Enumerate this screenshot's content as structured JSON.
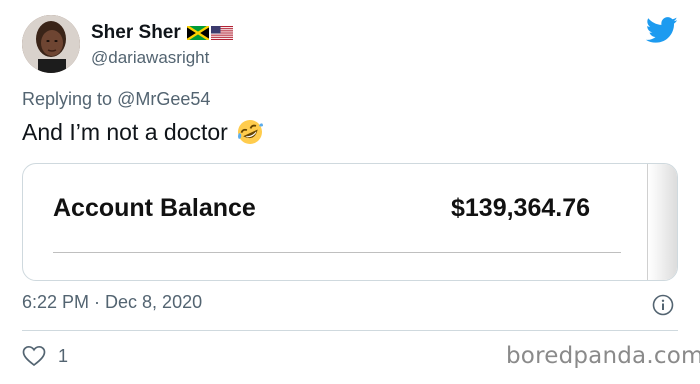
{
  "user": {
    "display_name": "Sher Sher",
    "handle": "@dariawasright",
    "flags": [
      "jamaica-flag-icon",
      "us-flag-icon"
    ]
  },
  "tweet": {
    "reply_prefix": "Replying to",
    "reply_to": "@MrGee54",
    "text": "And I’m not a doctor",
    "emoji": "rolling-on-floor-laughing-icon",
    "timestamp": "6:22 PM · Dec 8, 2020",
    "likes": "1"
  },
  "media": {
    "label": "Account Balance",
    "value": "$139,364.76"
  },
  "watermark": "boredpanda.com",
  "colors": {
    "twitter_blue": "#1d9bf0",
    "secondary_text": "#536471",
    "border": "#cfd9de"
  }
}
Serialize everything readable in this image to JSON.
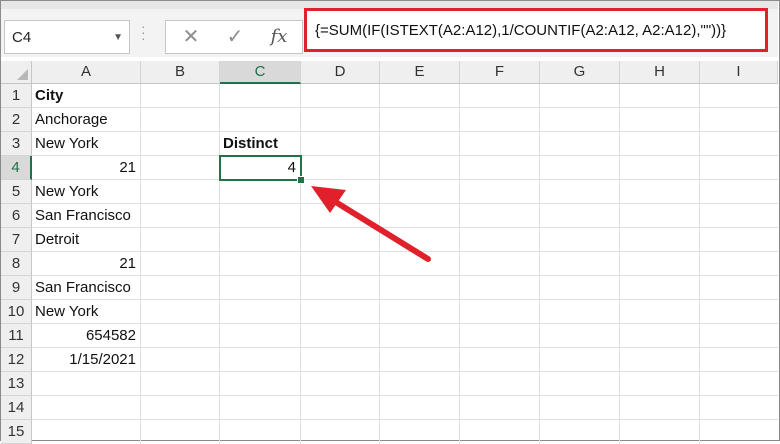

□ □ □ □ □

◆ EXERCISE TASK
Reproduce every line above as written, skipping pictures.

◆ RESULT
Enumerate this screenshot's content as structured JSON.
{
  "user": {
    "display_name": "Sher Sher",
    "handle": "@dariawasright",
    "flags": [
      "jamaica-flag-icon",
      "us-flag-icon"
    ]
  },
  "tweet": {
    "reply_prefix": "Replying to",
    "reply_to": "@MrGee54",
    "text": "And I’m not a doctor",
    "emoji": "rolling-on-floor-laughing-icon",
    "timestamp": "6:22 PM · Dec 8, 2020",
    "likes": "1"
  },
  "media": {
    "label": "Account Balance",
    "value": "$139,364.76"
  },
  "watermark": "boredpanda.com",
  "colors": {
    "twitter_blue": "#1d9bf0",
    "secondary_text": "#536471",
    "border": "#cfd9de"
  }
}
Serialize everything readable in this image to JSON.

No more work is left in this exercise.